> [WRITTEN PROBLEM] Which lines in the records below contain the word "Output"? Copy each one out.
'''
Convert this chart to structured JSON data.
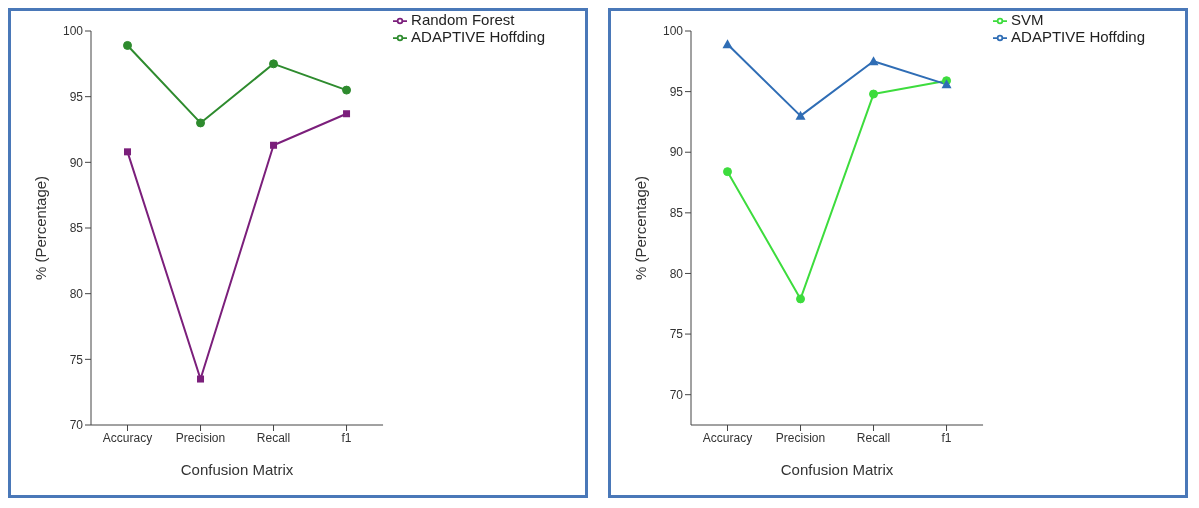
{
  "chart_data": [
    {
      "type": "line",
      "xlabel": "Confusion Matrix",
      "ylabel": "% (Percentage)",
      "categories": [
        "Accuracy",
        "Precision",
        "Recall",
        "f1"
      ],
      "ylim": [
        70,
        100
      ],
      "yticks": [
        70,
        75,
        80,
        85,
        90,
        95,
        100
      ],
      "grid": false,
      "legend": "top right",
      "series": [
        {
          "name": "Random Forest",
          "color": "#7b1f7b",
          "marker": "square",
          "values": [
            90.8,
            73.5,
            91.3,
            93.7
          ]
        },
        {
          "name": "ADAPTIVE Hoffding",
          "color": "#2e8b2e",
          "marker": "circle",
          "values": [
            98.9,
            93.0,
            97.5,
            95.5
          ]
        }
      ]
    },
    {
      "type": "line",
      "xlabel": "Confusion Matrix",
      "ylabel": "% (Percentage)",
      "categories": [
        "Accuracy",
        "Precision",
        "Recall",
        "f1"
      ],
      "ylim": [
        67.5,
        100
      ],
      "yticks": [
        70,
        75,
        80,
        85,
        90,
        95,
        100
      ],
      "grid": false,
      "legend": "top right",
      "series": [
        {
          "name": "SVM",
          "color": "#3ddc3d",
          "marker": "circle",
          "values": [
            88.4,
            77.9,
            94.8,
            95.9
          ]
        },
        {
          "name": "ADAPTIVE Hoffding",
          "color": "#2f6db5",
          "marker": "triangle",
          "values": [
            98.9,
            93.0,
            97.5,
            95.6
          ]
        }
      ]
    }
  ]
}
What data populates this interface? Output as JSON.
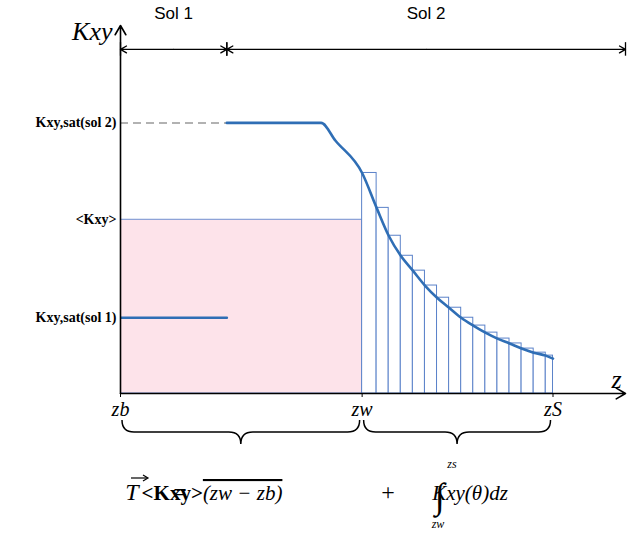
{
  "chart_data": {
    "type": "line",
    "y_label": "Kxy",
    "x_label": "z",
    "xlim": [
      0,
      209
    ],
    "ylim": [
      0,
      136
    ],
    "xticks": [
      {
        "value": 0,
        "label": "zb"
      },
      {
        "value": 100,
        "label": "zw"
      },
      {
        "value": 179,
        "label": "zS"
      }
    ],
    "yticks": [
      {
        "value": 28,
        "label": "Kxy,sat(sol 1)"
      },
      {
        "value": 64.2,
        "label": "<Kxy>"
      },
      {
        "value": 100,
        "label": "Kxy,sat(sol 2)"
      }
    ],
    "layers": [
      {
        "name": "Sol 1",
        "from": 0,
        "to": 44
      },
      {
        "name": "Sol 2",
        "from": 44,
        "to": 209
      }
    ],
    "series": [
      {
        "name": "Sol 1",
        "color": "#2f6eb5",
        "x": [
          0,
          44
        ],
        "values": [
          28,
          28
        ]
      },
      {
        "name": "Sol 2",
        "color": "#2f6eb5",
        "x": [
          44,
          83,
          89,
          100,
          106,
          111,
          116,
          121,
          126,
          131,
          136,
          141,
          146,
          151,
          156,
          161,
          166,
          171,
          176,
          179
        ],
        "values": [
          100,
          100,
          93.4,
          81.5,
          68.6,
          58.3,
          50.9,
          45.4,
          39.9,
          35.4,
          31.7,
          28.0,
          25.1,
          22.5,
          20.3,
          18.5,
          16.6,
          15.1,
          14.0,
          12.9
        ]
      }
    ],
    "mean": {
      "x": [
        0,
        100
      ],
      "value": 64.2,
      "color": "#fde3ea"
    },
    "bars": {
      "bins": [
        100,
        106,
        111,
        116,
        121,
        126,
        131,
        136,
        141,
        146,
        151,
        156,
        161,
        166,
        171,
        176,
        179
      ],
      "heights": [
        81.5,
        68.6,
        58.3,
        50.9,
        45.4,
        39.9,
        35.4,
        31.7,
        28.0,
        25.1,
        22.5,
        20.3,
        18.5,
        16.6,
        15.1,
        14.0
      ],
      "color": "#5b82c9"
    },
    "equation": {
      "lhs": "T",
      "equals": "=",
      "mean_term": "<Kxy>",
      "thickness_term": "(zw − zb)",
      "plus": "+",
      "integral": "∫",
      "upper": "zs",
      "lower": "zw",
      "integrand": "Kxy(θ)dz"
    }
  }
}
'''
'''
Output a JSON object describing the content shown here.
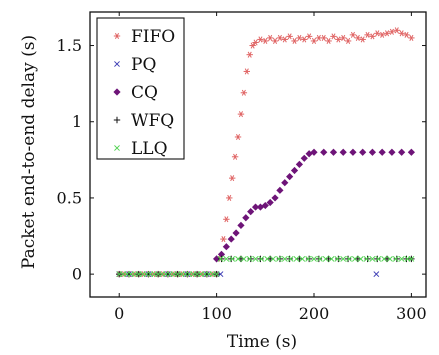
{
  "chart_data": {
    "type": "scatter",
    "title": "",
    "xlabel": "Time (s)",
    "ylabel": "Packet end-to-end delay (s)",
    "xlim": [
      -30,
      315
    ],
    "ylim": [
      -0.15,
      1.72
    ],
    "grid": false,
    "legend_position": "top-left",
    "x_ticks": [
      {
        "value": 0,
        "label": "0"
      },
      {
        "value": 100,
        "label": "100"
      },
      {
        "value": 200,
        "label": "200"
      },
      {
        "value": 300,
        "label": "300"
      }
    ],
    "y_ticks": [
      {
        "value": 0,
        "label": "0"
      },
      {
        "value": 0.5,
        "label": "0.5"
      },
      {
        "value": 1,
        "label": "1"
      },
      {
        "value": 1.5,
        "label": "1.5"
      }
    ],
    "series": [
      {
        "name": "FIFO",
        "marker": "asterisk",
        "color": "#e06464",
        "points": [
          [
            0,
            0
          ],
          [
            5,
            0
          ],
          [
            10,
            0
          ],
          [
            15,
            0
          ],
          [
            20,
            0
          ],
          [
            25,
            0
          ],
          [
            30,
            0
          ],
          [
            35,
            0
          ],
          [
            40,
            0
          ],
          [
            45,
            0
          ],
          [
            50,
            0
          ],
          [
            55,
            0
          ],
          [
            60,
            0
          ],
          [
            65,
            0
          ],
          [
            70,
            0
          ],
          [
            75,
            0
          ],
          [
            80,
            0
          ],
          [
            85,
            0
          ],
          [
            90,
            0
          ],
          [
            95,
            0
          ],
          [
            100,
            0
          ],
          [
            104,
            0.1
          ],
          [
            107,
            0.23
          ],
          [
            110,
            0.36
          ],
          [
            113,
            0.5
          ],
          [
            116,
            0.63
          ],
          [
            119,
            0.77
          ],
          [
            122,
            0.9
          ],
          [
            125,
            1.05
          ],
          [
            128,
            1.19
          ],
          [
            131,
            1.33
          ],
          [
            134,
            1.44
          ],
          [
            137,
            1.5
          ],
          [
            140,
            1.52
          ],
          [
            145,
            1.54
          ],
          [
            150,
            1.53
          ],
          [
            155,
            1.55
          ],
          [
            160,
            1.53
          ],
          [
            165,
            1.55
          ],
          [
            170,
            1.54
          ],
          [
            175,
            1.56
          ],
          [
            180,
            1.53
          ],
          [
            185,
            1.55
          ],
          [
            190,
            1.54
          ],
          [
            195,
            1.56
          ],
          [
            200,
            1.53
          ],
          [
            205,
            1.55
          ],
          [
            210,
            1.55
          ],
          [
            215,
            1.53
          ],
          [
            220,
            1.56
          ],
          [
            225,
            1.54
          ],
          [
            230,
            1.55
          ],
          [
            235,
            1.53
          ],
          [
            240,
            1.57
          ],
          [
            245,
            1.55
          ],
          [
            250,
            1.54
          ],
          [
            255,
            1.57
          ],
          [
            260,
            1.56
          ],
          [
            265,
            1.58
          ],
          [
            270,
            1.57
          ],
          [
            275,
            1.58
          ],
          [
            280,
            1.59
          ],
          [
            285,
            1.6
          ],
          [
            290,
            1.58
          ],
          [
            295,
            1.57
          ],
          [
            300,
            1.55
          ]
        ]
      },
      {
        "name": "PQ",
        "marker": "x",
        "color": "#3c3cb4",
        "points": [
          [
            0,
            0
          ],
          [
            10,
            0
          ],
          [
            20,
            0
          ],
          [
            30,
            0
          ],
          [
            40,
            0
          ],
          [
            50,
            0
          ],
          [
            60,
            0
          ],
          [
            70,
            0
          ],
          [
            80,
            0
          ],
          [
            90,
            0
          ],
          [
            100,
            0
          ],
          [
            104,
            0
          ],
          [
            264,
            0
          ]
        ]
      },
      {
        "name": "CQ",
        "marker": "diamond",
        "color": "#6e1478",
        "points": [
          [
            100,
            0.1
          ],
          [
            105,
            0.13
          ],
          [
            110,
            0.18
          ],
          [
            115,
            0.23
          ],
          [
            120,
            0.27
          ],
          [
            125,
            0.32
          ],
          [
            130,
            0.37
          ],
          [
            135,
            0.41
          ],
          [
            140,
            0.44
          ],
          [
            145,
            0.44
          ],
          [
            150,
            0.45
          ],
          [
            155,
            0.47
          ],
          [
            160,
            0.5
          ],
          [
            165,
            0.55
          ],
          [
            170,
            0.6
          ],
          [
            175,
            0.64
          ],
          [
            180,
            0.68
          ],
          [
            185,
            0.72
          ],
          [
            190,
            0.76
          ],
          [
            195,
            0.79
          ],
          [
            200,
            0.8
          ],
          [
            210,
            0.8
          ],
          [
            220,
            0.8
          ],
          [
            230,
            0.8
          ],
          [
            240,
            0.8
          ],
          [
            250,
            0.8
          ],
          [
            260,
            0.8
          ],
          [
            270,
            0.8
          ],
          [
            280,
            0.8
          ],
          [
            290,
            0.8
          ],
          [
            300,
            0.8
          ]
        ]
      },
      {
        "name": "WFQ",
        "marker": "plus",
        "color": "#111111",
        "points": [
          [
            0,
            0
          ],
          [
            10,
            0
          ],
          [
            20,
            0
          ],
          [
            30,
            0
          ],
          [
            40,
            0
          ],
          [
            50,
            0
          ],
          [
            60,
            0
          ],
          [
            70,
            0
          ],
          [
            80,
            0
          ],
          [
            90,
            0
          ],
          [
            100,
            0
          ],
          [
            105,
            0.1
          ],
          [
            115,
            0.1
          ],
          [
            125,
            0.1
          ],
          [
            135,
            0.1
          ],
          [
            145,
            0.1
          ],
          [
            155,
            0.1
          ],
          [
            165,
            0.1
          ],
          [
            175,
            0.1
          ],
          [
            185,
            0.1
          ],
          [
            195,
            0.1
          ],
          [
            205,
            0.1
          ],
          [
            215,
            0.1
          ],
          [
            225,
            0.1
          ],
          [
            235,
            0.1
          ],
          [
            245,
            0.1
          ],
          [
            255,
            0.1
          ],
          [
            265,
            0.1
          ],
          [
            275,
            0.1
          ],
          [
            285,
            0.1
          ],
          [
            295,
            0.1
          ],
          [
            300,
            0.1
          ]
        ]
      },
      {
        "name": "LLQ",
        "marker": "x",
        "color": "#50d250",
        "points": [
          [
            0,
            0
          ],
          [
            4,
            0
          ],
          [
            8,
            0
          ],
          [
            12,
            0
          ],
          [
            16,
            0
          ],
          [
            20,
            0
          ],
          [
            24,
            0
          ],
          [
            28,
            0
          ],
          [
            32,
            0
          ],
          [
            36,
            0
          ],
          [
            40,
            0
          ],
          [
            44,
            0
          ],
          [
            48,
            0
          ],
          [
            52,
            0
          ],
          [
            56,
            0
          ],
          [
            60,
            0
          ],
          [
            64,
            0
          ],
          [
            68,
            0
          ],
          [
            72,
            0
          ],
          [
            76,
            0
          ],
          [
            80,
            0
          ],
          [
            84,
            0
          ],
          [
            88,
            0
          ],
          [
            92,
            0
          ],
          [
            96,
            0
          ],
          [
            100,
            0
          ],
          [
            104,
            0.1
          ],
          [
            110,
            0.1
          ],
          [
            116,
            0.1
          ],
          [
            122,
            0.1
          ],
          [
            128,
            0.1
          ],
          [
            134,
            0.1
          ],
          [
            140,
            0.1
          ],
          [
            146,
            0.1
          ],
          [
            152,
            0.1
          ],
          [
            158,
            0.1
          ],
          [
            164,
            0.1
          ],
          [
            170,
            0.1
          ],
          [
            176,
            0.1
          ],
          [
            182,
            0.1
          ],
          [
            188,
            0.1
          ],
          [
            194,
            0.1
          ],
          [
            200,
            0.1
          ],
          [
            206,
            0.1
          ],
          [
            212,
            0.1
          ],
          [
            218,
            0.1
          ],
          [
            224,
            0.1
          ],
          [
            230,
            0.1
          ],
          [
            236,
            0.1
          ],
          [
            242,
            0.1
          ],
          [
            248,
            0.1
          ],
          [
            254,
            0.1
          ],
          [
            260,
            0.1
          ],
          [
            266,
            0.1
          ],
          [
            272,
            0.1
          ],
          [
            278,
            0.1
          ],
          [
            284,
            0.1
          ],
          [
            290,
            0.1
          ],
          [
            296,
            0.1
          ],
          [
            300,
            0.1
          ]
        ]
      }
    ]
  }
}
'''
> [SOLUTION]
What data populates this interface? Output as JSON.
Output a JSON object describing the content shown here.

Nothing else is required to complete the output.